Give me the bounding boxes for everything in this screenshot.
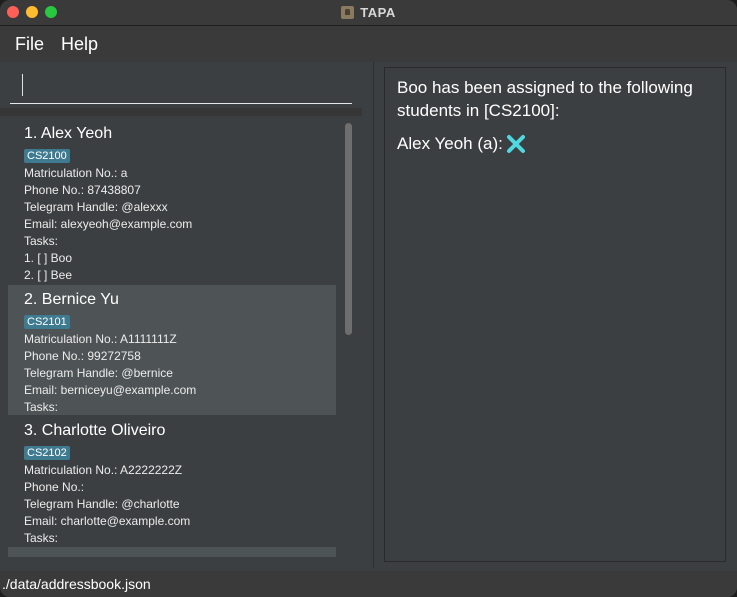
module-tag: CS2101 [24,315,70,329]
email-field: Email: berniceyu@example.com [24,383,197,397]
student-name: 2. Bernice Yu [24,291,119,308]
matric-field: Matriculation No.: A1111111Z [24,332,177,346]
text-caret [22,74,23,96]
result-message: Boo has been assigned to the following s… [397,78,693,120]
menu-help[interactable]: Help [54,34,106,55]
student-card[interactable]: 3. Charlotte Oliveiro CS2102 Matriculati… [8,416,336,546]
cross-icon [506,134,525,153]
tasks-label: Tasks: [24,531,59,545]
student-name: 3. Charlotte Oliveiro [24,422,166,439]
phone-field: Phone No.: 87438807 [24,183,141,197]
task-item: 2. [ ] Bee [24,268,73,282]
student-card[interactable] [8,547,336,557]
list-scrollbar[interactable] [345,123,352,553]
status-path: ./data/addressbook.json [2,576,151,592]
result-display: Boo has been assigned to the following s… [384,67,726,562]
module-tag: CS2100 [24,149,70,163]
result-student: Alex Yeoh (a): [397,134,503,153]
app-window: TAPA File Help 1. Alex Yeoh CS2100 Matri… [0,0,737,597]
student-name: 1. Alex Yeoh [24,125,113,142]
email-field: Email: charlotte@example.com [24,514,191,528]
scrollbar-thumb[interactable] [345,123,352,335]
matric-field: Matriculation No.: a [24,166,128,180]
telegram-field: Telegram Handle: @bernice [24,366,173,380]
command-input[interactable] [10,70,352,104]
tasks-label: Tasks: [24,234,59,248]
left-pane: 1. Alex Yeoh CS2100 Matriculation No.: a… [0,62,362,568]
tasks-label: Tasks: [24,400,59,414]
telegram-field: Telegram Handle: @alexxx [24,200,168,214]
divider [0,108,362,116]
title-wrap: TAPA [0,0,737,25]
phone-field: Phone No.: 99272758 [24,349,141,363]
result-line: Alex Yeoh (a): [397,132,717,155]
window-title: TAPA [360,5,396,20]
phone-field: Phone No.: [24,480,85,494]
matric-field: Matriculation No.: A2222222Z [24,463,183,477]
menu-file[interactable]: File [8,34,52,55]
module-tag: CS2102 [24,446,70,460]
task-item: 1. [ ] Boo [24,251,73,265]
person-icon [341,6,355,19]
student-card[interactable]: 2. Bernice Yu CS2101 Matriculation No.: … [8,285,336,415]
title-bar: TAPA [0,0,737,26]
telegram-field: Telegram Handle: @charlotte [24,497,180,511]
student-list[interactable]: 1. Alex Yeoh CS2100 Matriculation No.: a… [8,119,352,557]
result-text: Boo has been assigned to the following s… [397,76,717,155]
email-field: Email: alexyeoh@example.com [24,217,193,231]
menu-bar: File Help [0,26,737,62]
student-card[interactable]: 1. Alex Yeoh CS2100 Matriculation No.: a… [8,119,336,284]
status-bar: ./data/addressbook.json [0,571,737,597]
right-pane: Boo has been assigned to the following s… [373,62,735,568]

+ + + + + + +

• Exercise
Change "Matriculation No." to "Matric No." in the material from the line with "module-tag: CS2101 [24,315,70,329]" up to and including the line with "text-caret [22,74,23,96]". Give back only those lines, leaving everything else in them unchanged.

• In response
module-tag: CS2101 [24,315,70,329]
email-field: Email: berniceyu@example.com [24,383,197,397]
student-name: 2. Bernice Yu [24,291,119,308]
matric-field: Matric No.: A1111111Z [24,332,177,346]
text-caret [22,74,23,96]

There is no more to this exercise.